**Stated goal**: Do not include the pictures; repeat the rest of the data exactly.

**Data provided**:
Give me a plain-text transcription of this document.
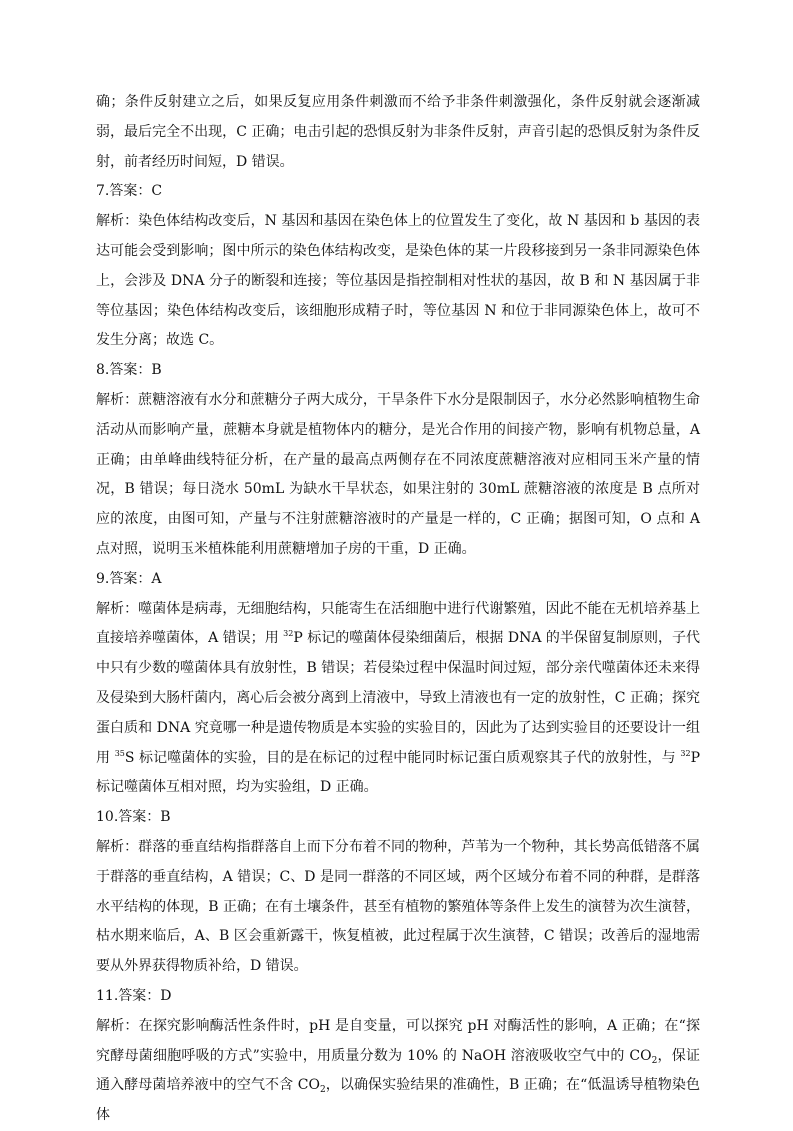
确；条件反射建立之后，如果反复应用条件刺激而不给予非条件刺激强化，条件反射就会逐渐减弱，最后完全不出现，C 正确；电击引起的恐惧反射为非条件反射，声音引起的恐惧反射为条件反射，前者经历时间短，D 错误。

7.答案：C

解析：染色体结构改变后，N 基因和基因在染色体上的位置发生了变化，故 N 基因和 b 基因的表达可能会受到影响；图中所示的染色体结构改变，是染色体的某一片段移接到另一条非同源染色体上，会涉及 DNA 分子的断裂和连接；等位基因是指控制相对性状的基因，故 B 和 N 基因属于非等位基因；染色体结构改变后，该细胞形成精子时，等位基因 N 和位于非同源染色体上，故可不发生分离；故选 C。

8.答案：B

解析：蔗糖溶液有水分和蔗糖分子两大成分，干旱条件下水分是限制因子，水分必然影响植物生命活动从而影响产量，蔗糖本身就是植物体内的糖分，是光合作用的间接产物，影响有机物总量，A 正确；由单峰曲线特征分析，在产量的最高点两侧存在不同浓度蔗糖溶液对应相同玉米产量的情况，B 错误；每日浇水 50mL 为缺水干旱状态，如果注射的 30mL 蔗糖溶液的浓度是 B 点所对应的浓度，由图可知，产量与不注射蔗糖溶液时的产量是一样的，C 正确；据图可知，O 点和 A 点对照，说明玉米植株能利用蔗糖增加子房的干重，D 正确。

9.答案：A

解析：噬菌体是病毒，无细胞结构，只能寄生在活细胞中进行代谢繁殖，因此不能在无机培养基上直接培养噬菌体，A 错误；用 $^{32}$P 标记的噬菌体侵染细菌后，根据 DNA 的半保留复制原则，子代中只有少数的噬菌体具有放射性，B 错误；若侵染过程中保温时间过短，部分亲代噬菌体还未来得及侵染到大肠杆菌内，离心后会被分离到上清液中，导致上清液也有一定的放射性，C 正确；探究蛋白质和 DNA 究竟哪一种是遗传物质是本实验的实验目的，因此为了达到实验目的还要设计一组用 $^{35}$S 标记噬菌体的实验，目的是在标记的过程中能同时标记蛋白质观察其子代的放射性，与 $^{32}$P 标记噬菌体互相对照，均为实验组，D 正确。

10.答案：B

解析：群落的垂直结构指群落自上而下分布着不同的物种，芦苇为一个物种，其长势高低错落不属于群落的垂直结构，A 错误；C、D 是同一群落的不同区域，两个区域分布着不同的种群，是群落水平结构的体现，B 正确；在有土壤条件，甚至有植物的繁殖体等条件上发生的演替为次生演替，枯水期来临后，A、B 区会重新露干，恢复植被，此过程属于次生演替，C 错误；改善后的湿地需要从外界获得物质补给，D 错误。

11.答案：D

解析：在探究影响酶活性条件时，pH 是自变量，可以探究 pH 对酶活性的影响，A 正确；在“探究酵母菌细胞呼吸的方式”实验中，用质量分数为 10% 的 NaOH 溶液吸收空气中的 $CO_2$，保证通入酵母菌培养液中的空气不含 $CO_2$，以确保实验结果的准确性，B 正确；在“低温诱导植物染色体
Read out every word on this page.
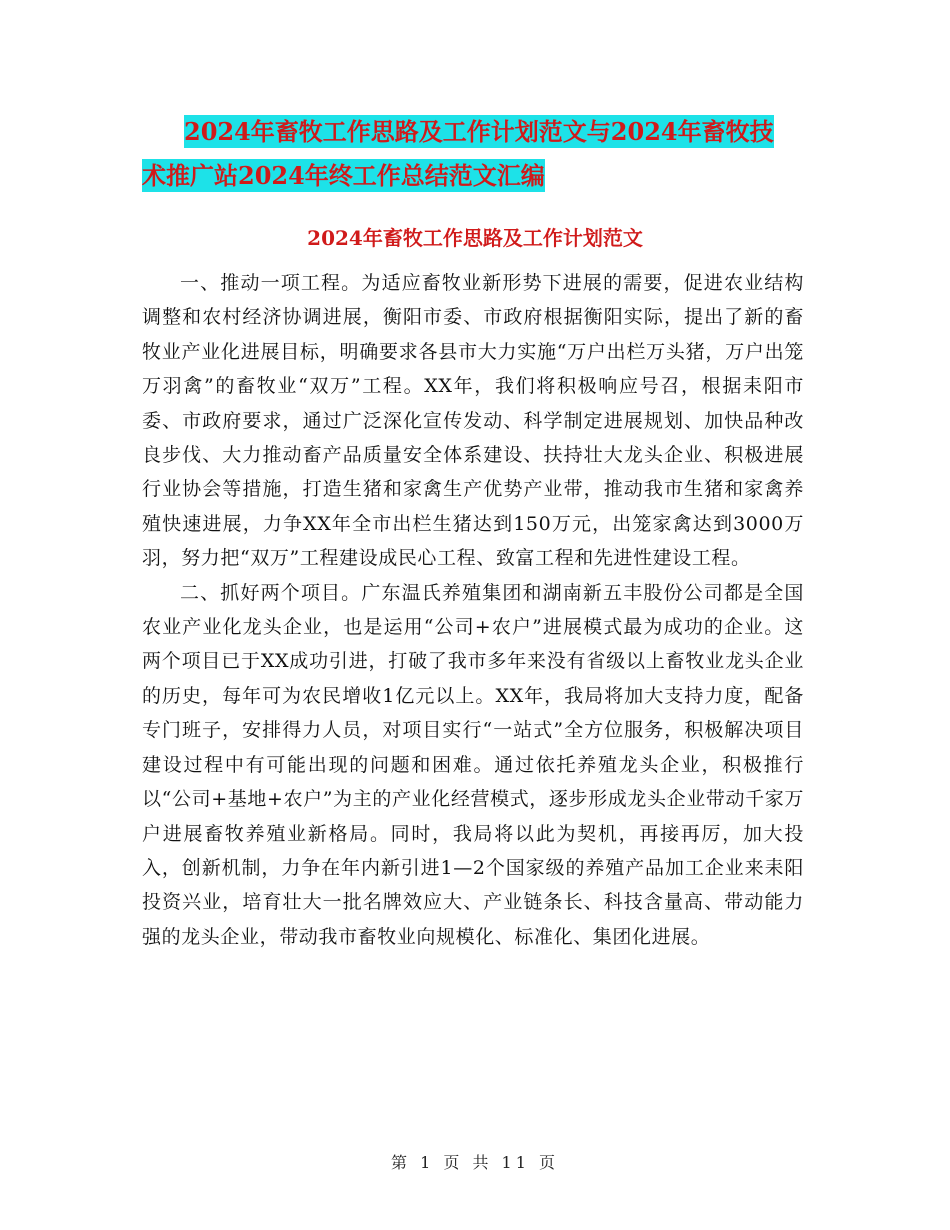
2024年畜牧工作思路及工作计划范文与2024年畜牧技
术推广站2024年终工作总结范文汇编
2024年畜牧工作思路及工作计划范文

一、推动一项工程。为适应畜牧业新形势下进展的需要，促进农业结构调整和农村经济协调进展，衡阳市委、市政府根据衡阳实际，提出了新的畜牧业产业化进展目标，明确要求各县市大力实施“万户出栏万头猪，万户出笼万羽禽”的畜牧业“双万”工程。XX年，我们将积极响应号召，根据耒阳市委、市政府要求，通过广泛深化宣传发动、科学制定进展规划、加快品种改良步伐、大力推动畜产品质量安全体系建设、扶持壮大龙头企业、积极进展行业协会等措施，打造生猪和家禽生产优势产业带，推动我市生猪和家禽养殖快速进展，力争XX年全市出栏生猪达到150万元，出笼家禽达到3000万羽，努力把“双万”工程建设成民心工程、致富工程和先进性建设工程。

二、抓好两个项目。广东温氏养殖集团和湖南新五丰股份公司都是全国农业产业化龙头企业，也是运用“公司+农户”进展模式最为成功的企业。这两个项目已于XX成功引进，打破了我市多年来没有省级以上畜牧业龙头企业的历史，每年可为农民增收1亿元以上。XX年，我局将加大支持力度，配备专门班子，安排得力人员，对项目实行“一站式”全方位服务，积极解决项目建设过程中有可能出现的问题和困难。通过依托养殖龙头企业，积极推行以“公司+基地+农户”为主的产业化经营模式，逐步形成龙头企业带动千家万户进展畜牧养殖业新格局。同时，我局将以此为契机，再接再厉，加大投入，创新机制，力争在年内新引进1—2个国家级的养殖产品加工企业来耒阳投资兴业，培育壮大一批名牌效应大、产业链条长、科技含量高、带动能力强的龙头企业，带动我市畜牧业向规模化、标准化、集团化进展。

第 1 页 共 11 页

**Output for this exercise**:
Give me a plain-text transcription of this document.
确；条件反射建立之后，如果反复应用条件刺激而不给予非条件刺激强化，条件反射就会逐渐减弱，最后完全不出现，C 正确；电击引起的恐惧反射为非条件反射，声音引起的恐惧反射为条件反射，前者经历时间短，D 错误。

7.答案：C

解析：染色体结构改变后，N 基因和基因在染色体上的位置发生了变化，故 N 基因和 b 基因的表达可能会受到影响；图中所示的染色体结构改变，是染色体的某一片段移接到另一条非同源染色体上，会涉及 DNA 分子的断裂和连接；等位基因是指控制相对性状的基因，故 B 和 N 基因属于非等位基因；染色体结构改变后，该细胞形成精子时，等位基因 N 和位于非同源染色体上，故可不发生分离；故选 C。

8.答案：B

解析：蔗糖溶液有水分和蔗糖分子两大成分，干旱条件下水分是限制因子，水分必然影响植物生命活动从而影响产量，蔗糖本身就是植物体内的糖分，是光合作用的间接产物，影响有机物总量，A 正确；由单峰曲线特征分析，在产量的最高点两侧存在不同浓度蔗糖溶液对应相同玉米产量的情况，B 错误；每日浇水 50mL 为缺水干旱状态，如果注射的 30mL 蔗糖溶液的浓度是 B 点所对应的浓度，由图可知，产量与不注射蔗糖溶液时的产量是一样的，C 正确；据图可知，O 点和 A 点对照，说明玉米植株能利用蔗糖增加子房的干重，D 正确。

9.答案：A

解析：噬菌体是病毒，无细胞结构，只能寄生在活细胞中进行代谢繁殖，因此不能在无机培养基上直接培养噬菌体，A 错误；用 $^{32}$P 标记的噬菌体侵染细菌后，根据 DNA 的半保留复制原则，子代中只有少数的噬菌体具有放射性，B 错误；若侵染过程中保温时间过短，部分亲代噬菌体还未来得及侵染到大肠杆菌内，离心后会被分离到上清液中，导致上清液也有一定的放射性，C 正确；探究蛋白质和 DNA 究竟哪一种是遗传物质是本实验的实验目的，因此为了达到实验目的还要设计一组用 $^{35}$S 标记噬菌体的实验，目的是在标记的过程中能同时标记蛋白质观察其子代的放射性，与 $^{32}$P 标记噬菌体互相对照，均为实验组，D 正确。

10.答案：B

解析：群落的垂直结构指群落自上而下分布着不同的物种，芦苇为一个物种，其长势高低错落不属于群落的垂直结构，A 错误；C、D 是同一群落的不同区域，两个区域分布着不同的种群，是群落水平结构的体现，B 正确；在有土壤条件，甚至有植物的繁殖体等条件上发生的演替为次生演替，枯水期来临后，A、B 区会重新露干，恢复植被，此过程属于次生演替，C 错误；改善后的湿地需要从外界获得物质补给，D 错误。

11.答案：D

解析：在探究影响酶活性条件时，pH 是自变量，可以探究 pH 对酶活性的影响，A 正确；在“探究酵母菌细胞呼吸的方式”实验中，用质量分数为 10% 的 NaOH 溶液吸收空气中的 $CO_2$，保证通入酵母菌培养液中的空气不含 $CO_2$，以确保实验结果的准确性，B 正确；在“低温诱导植物染色体
Read out every word on this page.
2024年畜牧工作思路及工作计划范文与2024年畜牧技
术推广站2024年终工作总结范文汇编
2024年畜牧工作思路及工作计划范文

一、推动一项工程。为适应畜牧业新形势下进展的需要，促进农业结构调整和农村经济协调进展，衡阳市委、市政府根据衡阳实际，提出了新的畜牧业产业化进展目标，明确要求各县市大力实施“万户出栏万头猪，万户出笼万羽禽”的畜牧业“双万”工程。XX年，我们将积极响应号召，根据耒阳市委、市政府要求，通过广泛深化宣传发动、科学制定进展规划、加快品种改良步伐、大力推动畜产品质量安全体系建设、扶持壮大龙头企业、积极进展行业协会等措施，打造生猪和家禽生产优势产业带，推动我市生猪和家禽养殖快速进展，力争XX年全市出栏生猪达到150万元，出笼家禽达到3000万羽，努力把“双万”工程建设成民心工程、致富工程和先进性建设工程。

二、抓好两个项目。广东温氏养殖集团和湖南新五丰股份公司都是全国农业产业化龙头企业，也是运用“公司+农户”进展模式最为成功的企业。这两个项目已于XX成功引进，打破了我市多年来没有省级以上畜牧业龙头企业的历史，每年可为农民增收1亿元以上。XX年，我局将加大支持力度，配备专门班子，安排得力人员，对项目实行“一站式”全方位服务，积极解决项目建设过程中有可能出现的问题和困难。通过依托养殖龙头企业，积极推行以“公司+基地+农户”为主的产业化经营模式，逐步形成龙头企业带动千家万户进展畜牧养殖业新格局。同时，我局将以此为契机，再接再厉，加大投入，创新机制，力争在年内新引进1—2个国家级的养殖产品加工企业来耒阳投资兴业，培育壮大一批名牌效应大、产业链条长、科技含量高、带动能力强的龙头企业，带动我市畜牧业向规模化、标准化、集团化进展。

第 1 页 共 11 页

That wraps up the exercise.